§ **What is needed**: Each entry must be reproduced precisely as it stands.
— BEGIN Records —
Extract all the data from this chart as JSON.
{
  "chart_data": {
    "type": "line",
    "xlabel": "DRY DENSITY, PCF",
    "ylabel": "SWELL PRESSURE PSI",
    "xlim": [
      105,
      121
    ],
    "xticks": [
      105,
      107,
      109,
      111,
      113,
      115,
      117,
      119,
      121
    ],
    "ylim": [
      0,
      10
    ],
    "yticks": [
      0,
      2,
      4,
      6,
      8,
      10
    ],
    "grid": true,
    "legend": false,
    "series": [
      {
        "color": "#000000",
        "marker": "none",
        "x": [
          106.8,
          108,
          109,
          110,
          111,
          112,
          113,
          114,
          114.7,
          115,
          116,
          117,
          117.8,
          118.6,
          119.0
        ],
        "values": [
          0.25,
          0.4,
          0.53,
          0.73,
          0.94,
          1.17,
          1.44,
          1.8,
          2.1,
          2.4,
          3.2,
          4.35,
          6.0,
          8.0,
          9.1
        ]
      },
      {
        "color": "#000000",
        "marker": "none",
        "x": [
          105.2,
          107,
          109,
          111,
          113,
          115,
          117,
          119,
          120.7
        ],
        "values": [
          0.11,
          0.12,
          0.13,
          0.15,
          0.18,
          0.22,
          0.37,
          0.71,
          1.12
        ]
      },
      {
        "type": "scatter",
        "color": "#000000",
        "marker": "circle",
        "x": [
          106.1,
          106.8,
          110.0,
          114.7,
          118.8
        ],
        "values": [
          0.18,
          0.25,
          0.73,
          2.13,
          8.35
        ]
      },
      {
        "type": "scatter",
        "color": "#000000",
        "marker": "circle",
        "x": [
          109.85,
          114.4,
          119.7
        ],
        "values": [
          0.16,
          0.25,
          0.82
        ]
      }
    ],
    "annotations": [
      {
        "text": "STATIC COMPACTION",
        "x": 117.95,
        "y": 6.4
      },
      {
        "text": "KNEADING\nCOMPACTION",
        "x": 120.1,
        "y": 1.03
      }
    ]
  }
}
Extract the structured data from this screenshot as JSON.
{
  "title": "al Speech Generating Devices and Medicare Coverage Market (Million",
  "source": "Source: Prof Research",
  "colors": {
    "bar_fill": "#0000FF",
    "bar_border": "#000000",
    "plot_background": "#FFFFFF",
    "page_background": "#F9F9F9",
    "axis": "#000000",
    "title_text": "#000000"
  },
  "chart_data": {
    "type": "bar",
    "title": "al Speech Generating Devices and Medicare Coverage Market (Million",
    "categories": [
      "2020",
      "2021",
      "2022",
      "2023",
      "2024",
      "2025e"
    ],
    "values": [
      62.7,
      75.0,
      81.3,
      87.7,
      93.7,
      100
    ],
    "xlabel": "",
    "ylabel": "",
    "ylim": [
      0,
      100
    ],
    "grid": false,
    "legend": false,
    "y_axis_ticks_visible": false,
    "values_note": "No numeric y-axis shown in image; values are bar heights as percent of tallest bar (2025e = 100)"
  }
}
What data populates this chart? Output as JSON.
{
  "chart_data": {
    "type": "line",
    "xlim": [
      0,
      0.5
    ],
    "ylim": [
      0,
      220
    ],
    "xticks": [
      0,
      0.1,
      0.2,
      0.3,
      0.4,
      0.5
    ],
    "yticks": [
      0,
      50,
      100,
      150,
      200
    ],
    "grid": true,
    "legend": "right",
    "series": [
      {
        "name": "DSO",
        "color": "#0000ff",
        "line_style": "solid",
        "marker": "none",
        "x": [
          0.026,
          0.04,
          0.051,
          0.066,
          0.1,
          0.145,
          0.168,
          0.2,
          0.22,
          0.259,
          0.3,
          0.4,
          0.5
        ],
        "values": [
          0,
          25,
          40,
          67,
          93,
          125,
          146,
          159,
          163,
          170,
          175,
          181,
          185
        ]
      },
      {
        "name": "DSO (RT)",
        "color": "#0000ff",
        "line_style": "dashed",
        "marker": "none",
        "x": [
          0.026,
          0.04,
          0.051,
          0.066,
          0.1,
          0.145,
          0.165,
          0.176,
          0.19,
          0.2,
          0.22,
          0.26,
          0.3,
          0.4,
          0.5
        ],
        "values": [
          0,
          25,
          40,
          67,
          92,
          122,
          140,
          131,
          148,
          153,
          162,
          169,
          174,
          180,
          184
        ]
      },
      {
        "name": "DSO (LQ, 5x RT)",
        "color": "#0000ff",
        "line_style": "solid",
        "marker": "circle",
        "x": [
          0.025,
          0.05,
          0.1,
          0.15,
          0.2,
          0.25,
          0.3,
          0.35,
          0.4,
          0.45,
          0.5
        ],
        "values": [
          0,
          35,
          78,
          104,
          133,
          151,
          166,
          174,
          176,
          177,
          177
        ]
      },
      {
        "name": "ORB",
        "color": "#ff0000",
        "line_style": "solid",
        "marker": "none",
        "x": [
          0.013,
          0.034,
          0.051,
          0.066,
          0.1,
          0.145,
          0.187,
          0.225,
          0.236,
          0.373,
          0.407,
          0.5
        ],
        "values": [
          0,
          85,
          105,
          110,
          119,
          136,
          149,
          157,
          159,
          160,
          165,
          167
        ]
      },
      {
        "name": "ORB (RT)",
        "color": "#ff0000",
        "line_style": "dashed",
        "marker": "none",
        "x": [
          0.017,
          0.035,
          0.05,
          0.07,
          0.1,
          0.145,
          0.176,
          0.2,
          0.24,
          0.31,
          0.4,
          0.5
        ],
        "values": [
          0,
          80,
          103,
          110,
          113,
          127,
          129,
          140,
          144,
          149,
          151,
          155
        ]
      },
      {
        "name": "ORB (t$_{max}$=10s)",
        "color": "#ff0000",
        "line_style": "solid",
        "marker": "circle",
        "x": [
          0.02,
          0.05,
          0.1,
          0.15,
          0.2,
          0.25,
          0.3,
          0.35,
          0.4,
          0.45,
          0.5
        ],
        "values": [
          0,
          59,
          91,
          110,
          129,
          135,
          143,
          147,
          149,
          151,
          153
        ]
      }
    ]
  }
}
— END Records —
§ **Solution**:
Extract all the data from this chart as JSON.
{
  "chart_data": {
    "type": "line",
    "xlabel": "DRY DENSITY, PCF",
    "ylabel": "SWELL PRESSURE PSI",
    "xlim": [
      105,
      121
    ],
    "xticks": [
      105,
      107,
      109,
      111,
      113,
      115,
      117,
      119,
      121
    ],
    "ylim": [
      0,
      10
    ],
    "yticks": [
      0,
      2,
      4,
      6,
      8,
      10
    ],
    "grid": true,
    "legend": false,
    "series": [
      {
        "color": "#000000",
        "marker": "none",
        "x": [
          106.8,
          108,
          109,
          110,
          111,
          112,
          113,
          114,
          114.7,
          115,
          116,
          117,
          117.8,
          118.6,
          119.0
        ],
        "values": [
          0.25,
          0.4,
          0.53,
          0.73,
          0.94,
          1.17,
          1.44,
          1.8,
          2.1,
          2.4,
          3.2,
          4.35,
          6.0,
          8.0,
          9.1
        ]
      },
      {
        "color": "#000000",
        "marker": "none",
        "x": [
          105.2,
          107,
          109,
          111,
          113,
          115,
          117,
          119,
          120.7
        ],
        "values": [
          0.11,
          0.12,
          0.13,
          0.15,
          0.18,
          0.22,
          0.37,
          0.71,
          1.12
        ]
      },
      {
        "type": "scatter",
        "color": "#000000",
        "marker": "circle",
        "x": [
          106.1,
          106.8,
          110.0,
          114.7,
          118.8
        ],
        "values": [
          0.18,
          0.25,
          0.73,
          2.13,
          8.35
        ]
      },
      {
        "type": "scatter",
        "color": "#000000",
        "marker": "circle",
        "x": [
          109.85,
          114.4,
          119.7
        ],
        "values": [
          0.16,
          0.25,
          0.82
        ]
      }
    ],
    "annotations": [
      {
        "text": "STATIC COMPACTION",
        "x": 117.95,
        "y": 6.4
      },
      {
        "text": "KNEADING\nCOMPACTION",
        "x": 120.1,
        "y": 1.03
      }
    ]
  }
}
Extract the structured data from this screenshot as JSON.
{
  "title": "al Speech Generating Devices and Medicare Coverage Market (Million",
  "source": "Source: Prof Research",
  "colors": {
    "bar_fill": "#0000FF",
    "bar_border": "#000000",
    "plot_background": "#FFFFFF",
    "page_background": "#F9F9F9",
    "axis": "#000000",
    "title_text": "#000000"
  },
  "chart_data": {
    "type": "bar",
    "title": "al Speech Generating Devices and Medicare Coverage Market (Million",
    "categories": [
      "2020",
      "2021",
      "2022",
      "2023",
      "2024",
      "2025e"
    ],
    "values": [
      62.7,
      75.0,
      81.3,
      87.7,
      93.7,
      100
    ],
    "xlabel": "",
    "ylabel": "",
    "ylim": [
      0,
      100
    ],
    "grid": false,
    "legend": false,
    "y_axis_ticks_visible": false,
    "values_note": "No numeric y-axis shown in image; values are bar heights as percent of tallest bar (2025e = 100)"
  }
}
What data populates this chart? Output as JSON.
{
  "chart_data": {
    "type": "line",
    "xlim": [
      0,
      0.5
    ],
    "ylim": [
      0,
      220
    ],
    "xticks": [
      0,
      0.1,
      0.2,
      0.3,
      0.4,
      0.5
    ],
    "yticks": [
      0,
      50,
      100,
      150,
      200
    ],
    "grid": true,
    "legend": "right",
    "series": [
      {
        "name": "DSO",
        "color": "#0000ff",
        "line_style": "solid",
        "marker": "none",
        "x": [
          0.026,
          0.04,
          0.051,
          0.066,
          0.1,
          0.145,
          0.168,
          0.2,
          0.22,
          0.259,
          0.3,
          0.4,
          0.5
        ],
        "values": [
          0,
          25,
          40,
          67,
          93,
          125,
          146,
          159,
          163,
          170,
          175,
          181,
          185
        ]
      },
      {
        "name": "DSO (RT)",
        "color": "#0000ff",
        "line_style": "dashed",
        "marker": "none",
        "x": [
          0.026,
          0.04,
          0.051,
          0.066,
          0.1,
          0.145,
          0.165,
          0.176,
          0.19,
          0.2,
          0.22,
          0.26,
          0.3,
          0.4,
          0.5
        ],
        "values": [
          0,
          25,
          40,
          67,
          92,
          122,
          140,
          131,
          148,
          153,
          162,
          169,
          174,
          180,
          184
        ]
      },
      {
        "name": "DSO (LQ, 5x RT)",
        "color": "#0000ff",
        "line_style": "solid",
        "marker": "circle",
        "x": [
          0.025,
          0.05,
          0.1,
          0.15,
          0.2,
          0.25,
          0.3,
          0.35,
          0.4,
          0.45,
          0.5
        ],
        "values": [
          0,
          35,
          78,
          104,
          133,
          151,
          166,
          174,
          176,
          177,
          177
        ]
      },
      {
        "name": "ORB",
        "color": "#ff0000",
        "line_style": "solid",
        "marker": "none",
        "x": [
          0.013,
          0.034,
          0.051,
          0.066,
          0.1,
          0.145,
          0.187,
          0.225,
          0.236,
          0.373,
          0.407,
          0.5
        ],
        "values": [
          0,
          85,
          105,
          110,
          119,
          136,
          149,
          157,
          159,
          160,
          165,
          167
        ]
      },
      {
        "name": "ORB (RT)",
        "color": "#ff0000",
        "line_style": "dashed",
        "marker": "none",
        "x": [
          0.017,
          0.035,
          0.05,
          0.07,
          0.1,
          0.145,
          0.176,
          0.2,
          0.24,
          0.31,
          0.4,
          0.5
        ],
        "values": [
          0,
          80,
          103,
          110,
          113,
          127,
          129,
          140,
          144,
          149,
          151,
          155
        ]
      },
      {
        "name": "ORB (t$_{max}$=10s)",
        "color": "#ff0000",
        "line_style": "solid",
        "marker": "circle",
        "x": [
          0.02,
          0.05,
          0.1,
          0.15,
          0.2,
          0.25,
          0.3,
          0.35,
          0.4,
          0.45,
          0.5
        ],
        "values": [
          0,
          59,
          91,
          110,
          129,
          135,
          143,
          147,
          149,
          151,
          153
        ]
      }
    ]
  }
}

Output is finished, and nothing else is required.